- [Set problem]: Write out each line of the following records exactly as it appears, without any changes.

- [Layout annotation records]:
################
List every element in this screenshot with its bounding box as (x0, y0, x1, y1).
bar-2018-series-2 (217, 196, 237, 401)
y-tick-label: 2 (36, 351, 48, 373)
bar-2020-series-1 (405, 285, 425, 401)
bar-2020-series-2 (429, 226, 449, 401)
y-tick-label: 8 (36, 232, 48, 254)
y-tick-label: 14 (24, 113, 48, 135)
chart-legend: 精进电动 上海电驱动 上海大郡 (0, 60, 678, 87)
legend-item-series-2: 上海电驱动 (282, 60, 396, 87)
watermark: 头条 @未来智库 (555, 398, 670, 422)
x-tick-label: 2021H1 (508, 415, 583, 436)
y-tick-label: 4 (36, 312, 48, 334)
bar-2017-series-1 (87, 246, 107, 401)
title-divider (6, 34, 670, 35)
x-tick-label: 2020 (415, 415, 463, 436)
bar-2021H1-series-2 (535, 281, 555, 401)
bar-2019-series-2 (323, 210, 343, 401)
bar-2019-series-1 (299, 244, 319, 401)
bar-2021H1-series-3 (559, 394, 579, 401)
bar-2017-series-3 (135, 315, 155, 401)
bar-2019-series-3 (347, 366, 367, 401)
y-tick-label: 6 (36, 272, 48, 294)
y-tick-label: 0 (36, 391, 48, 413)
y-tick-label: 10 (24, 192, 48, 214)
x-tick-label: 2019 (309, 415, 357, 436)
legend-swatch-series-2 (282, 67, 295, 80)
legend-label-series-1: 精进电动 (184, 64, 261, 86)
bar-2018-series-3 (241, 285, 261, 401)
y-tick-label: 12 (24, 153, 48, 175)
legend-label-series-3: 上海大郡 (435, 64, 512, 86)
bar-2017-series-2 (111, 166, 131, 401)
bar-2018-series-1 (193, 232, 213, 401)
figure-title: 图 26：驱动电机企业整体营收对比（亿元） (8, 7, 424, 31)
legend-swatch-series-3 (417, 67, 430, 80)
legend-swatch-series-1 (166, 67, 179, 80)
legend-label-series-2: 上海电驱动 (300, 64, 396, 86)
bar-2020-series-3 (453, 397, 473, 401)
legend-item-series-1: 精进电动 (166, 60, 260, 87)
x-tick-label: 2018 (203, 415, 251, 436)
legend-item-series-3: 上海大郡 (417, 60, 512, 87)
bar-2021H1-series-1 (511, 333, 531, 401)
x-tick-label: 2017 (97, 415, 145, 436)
################
- [Solution to the exercise]:
List every element in this screenshot with its bounding box as (x0, y0, x1, y1).
bar-2018-series-2 (217, 196, 237, 401)
y-tick-label: 2 (36, 351, 48, 373)
bar-2020-series-1 (405, 285, 425, 401)
bar-2020-series-2 (429, 226, 449, 401)
y-tick-label: 8 (36, 232, 48, 254)
y-tick-label: 14 (24, 113, 48, 135)
chart-legend: 精进电动 上海电驱动 上海大郡 (0, 60, 678, 87)
legend-item-series-2: 上海电驱动 (282, 60, 396, 87)
watermark: 头条 @未来智库 (555, 398, 670, 422)
x-tick-label: 2021H1 (508, 415, 583, 436)
y-tick-label: 4 (36, 312, 48, 334)
bar-2017-series-1 (87, 246, 107, 401)
title-divider (6, 34, 670, 35)
x-tick-label: 2020 (415, 415, 463, 436)
bar-2021H1-series-2 (535, 281, 555, 401)
bar-2019-series-2 (323, 210, 343, 401)
bar-2019-series-1 (299, 244, 319, 401)
bar-2021H1-series-3 (559, 394, 579, 401)
bar-2017-series-3 (135, 315, 155, 401)
bar-2019-series-3 (347, 366, 367, 401)
y-tick-label: 6 (36, 272, 48, 294)
y-tick-label: 0 (36, 391, 48, 413)
y-tick-label: 10 (24, 192, 48, 214)
x-tick-label: 2019 (309, 415, 357, 436)
legend-swatch-series-2 (282, 67, 295, 80)
legend-label-series-1: 精进电动 (184, 64, 261, 86)
bar-2018-series-3 (241, 285, 261, 401)
y-tick-label: 12 (24, 153, 48, 175)
legend-label-series-3: 上海大郡 (435, 64, 512, 86)
bar-2017-series-2 (111, 166, 131, 401)
bar-2018-series-1 (193, 232, 213, 401)
figure-title: 图 26：驱动电机企业整体营收对比（亿元） (8, 7, 424, 31)
legend-swatch-series-3 (417, 67, 430, 80)
legend-swatch-series-1 (166, 67, 179, 80)
legend-label-series-2: 上海电驱动 (300, 64, 396, 86)
bar-2020-series-3 (453, 397, 473, 401)
legend-item-series-1: 精进电动 (166, 60, 260, 87)
x-tick-label: 2018 (203, 415, 251, 436)
legend-item-series-3: 上海大郡 (417, 60, 512, 87)
bar-2021H1-series-1 (511, 333, 531, 401)
x-tick-label: 2017 (97, 415, 145, 436)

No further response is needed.